§ THE REQUEST
Scan the lines below for the word "Signal". Copy each line you find it in.

§ TASK INPUT

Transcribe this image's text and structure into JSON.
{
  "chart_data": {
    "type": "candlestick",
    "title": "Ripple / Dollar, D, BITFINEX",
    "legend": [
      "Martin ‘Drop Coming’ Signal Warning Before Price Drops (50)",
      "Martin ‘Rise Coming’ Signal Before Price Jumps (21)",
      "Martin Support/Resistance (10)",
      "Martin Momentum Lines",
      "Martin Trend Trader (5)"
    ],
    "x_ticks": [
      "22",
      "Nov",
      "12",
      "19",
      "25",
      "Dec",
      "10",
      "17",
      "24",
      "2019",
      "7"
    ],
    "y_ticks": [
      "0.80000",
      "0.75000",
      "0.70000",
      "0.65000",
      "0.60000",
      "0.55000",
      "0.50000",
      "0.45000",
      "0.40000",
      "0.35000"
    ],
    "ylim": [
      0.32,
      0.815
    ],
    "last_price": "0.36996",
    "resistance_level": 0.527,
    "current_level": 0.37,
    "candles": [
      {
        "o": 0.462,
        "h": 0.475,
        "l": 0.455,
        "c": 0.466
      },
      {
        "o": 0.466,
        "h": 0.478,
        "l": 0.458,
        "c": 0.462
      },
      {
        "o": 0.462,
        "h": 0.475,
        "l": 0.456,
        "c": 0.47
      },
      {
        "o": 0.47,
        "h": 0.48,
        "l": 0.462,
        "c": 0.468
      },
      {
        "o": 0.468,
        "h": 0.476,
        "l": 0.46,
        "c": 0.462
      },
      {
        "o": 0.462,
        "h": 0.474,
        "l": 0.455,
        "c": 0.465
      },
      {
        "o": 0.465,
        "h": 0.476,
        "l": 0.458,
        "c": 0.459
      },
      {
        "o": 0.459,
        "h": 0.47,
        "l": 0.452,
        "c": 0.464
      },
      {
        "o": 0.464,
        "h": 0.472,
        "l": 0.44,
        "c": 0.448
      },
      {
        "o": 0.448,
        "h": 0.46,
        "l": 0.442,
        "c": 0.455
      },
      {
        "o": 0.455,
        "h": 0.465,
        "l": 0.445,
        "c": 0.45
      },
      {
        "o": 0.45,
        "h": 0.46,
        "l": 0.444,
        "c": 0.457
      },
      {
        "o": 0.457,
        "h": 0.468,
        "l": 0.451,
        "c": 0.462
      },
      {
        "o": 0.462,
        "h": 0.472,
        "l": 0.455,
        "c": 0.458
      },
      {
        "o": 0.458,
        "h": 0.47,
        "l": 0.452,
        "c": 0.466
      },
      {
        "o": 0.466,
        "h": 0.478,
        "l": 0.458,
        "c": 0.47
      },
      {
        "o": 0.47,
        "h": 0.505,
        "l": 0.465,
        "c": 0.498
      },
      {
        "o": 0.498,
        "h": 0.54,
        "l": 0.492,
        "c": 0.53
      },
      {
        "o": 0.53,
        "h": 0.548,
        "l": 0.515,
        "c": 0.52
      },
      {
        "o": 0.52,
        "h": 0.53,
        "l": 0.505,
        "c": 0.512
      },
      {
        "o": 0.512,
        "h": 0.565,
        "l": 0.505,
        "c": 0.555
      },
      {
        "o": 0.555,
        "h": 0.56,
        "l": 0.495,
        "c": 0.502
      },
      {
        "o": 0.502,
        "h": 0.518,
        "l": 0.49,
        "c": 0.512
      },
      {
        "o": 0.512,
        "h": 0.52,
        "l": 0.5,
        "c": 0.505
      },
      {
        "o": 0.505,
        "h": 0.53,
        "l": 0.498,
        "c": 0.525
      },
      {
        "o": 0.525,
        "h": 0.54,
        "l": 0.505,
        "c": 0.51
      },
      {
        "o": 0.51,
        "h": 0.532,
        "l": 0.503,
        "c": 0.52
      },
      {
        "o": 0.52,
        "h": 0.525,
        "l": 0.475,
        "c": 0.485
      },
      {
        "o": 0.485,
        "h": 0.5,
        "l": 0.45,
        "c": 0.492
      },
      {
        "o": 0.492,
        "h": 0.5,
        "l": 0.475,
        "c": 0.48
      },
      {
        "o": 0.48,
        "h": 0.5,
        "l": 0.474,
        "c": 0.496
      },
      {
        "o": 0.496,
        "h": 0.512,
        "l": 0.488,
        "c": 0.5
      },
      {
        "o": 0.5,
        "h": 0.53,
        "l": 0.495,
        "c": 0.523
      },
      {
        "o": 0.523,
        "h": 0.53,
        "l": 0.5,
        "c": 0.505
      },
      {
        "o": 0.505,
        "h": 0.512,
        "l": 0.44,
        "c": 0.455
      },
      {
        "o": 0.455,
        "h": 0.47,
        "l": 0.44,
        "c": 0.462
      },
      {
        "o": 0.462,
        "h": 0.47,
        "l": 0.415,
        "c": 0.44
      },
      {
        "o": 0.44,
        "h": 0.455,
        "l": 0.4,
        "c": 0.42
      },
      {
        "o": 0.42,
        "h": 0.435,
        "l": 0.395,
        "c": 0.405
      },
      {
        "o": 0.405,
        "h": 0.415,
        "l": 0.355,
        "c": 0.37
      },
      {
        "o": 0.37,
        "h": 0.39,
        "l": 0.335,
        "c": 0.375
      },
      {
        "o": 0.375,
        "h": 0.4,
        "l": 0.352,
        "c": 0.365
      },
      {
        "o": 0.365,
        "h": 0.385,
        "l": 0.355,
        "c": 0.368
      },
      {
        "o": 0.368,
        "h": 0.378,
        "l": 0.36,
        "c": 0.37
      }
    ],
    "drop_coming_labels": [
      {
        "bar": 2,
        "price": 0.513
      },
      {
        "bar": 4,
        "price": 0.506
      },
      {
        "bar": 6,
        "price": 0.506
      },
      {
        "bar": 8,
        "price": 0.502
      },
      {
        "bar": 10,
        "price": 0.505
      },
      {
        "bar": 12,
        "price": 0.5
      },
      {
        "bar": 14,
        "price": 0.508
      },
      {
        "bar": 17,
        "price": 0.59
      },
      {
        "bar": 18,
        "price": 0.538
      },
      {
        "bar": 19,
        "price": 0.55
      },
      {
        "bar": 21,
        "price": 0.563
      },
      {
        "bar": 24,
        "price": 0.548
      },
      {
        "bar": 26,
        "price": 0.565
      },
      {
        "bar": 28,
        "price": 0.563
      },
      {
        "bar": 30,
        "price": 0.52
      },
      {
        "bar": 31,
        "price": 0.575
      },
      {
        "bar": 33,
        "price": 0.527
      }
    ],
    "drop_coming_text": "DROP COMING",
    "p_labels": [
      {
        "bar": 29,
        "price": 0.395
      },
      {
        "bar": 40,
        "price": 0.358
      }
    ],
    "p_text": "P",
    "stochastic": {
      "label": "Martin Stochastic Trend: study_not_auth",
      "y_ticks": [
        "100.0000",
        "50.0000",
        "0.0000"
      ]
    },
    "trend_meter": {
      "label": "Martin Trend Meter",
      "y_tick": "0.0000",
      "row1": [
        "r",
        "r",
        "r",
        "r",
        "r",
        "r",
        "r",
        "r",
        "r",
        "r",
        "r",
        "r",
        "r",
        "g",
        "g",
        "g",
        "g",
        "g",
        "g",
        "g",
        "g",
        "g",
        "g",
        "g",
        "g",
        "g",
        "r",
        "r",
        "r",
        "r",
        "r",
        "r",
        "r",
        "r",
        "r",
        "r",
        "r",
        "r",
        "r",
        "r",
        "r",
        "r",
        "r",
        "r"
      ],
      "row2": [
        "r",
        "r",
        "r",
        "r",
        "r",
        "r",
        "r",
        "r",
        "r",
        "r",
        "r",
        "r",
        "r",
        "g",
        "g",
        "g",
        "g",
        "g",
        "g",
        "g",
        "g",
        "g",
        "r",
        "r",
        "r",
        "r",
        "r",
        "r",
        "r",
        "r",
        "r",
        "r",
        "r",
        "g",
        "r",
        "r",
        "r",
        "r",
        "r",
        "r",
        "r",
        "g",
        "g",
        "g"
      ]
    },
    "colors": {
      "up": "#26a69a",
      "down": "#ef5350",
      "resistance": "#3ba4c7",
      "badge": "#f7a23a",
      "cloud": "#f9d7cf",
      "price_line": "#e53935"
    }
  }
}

§ FINAL RESULT
      "Martin ‘Drop Coming’ Signal Warning Before Price Drops (50)",
      "Martin ‘Rise Coming’ Signal Before Price Jumps (21)",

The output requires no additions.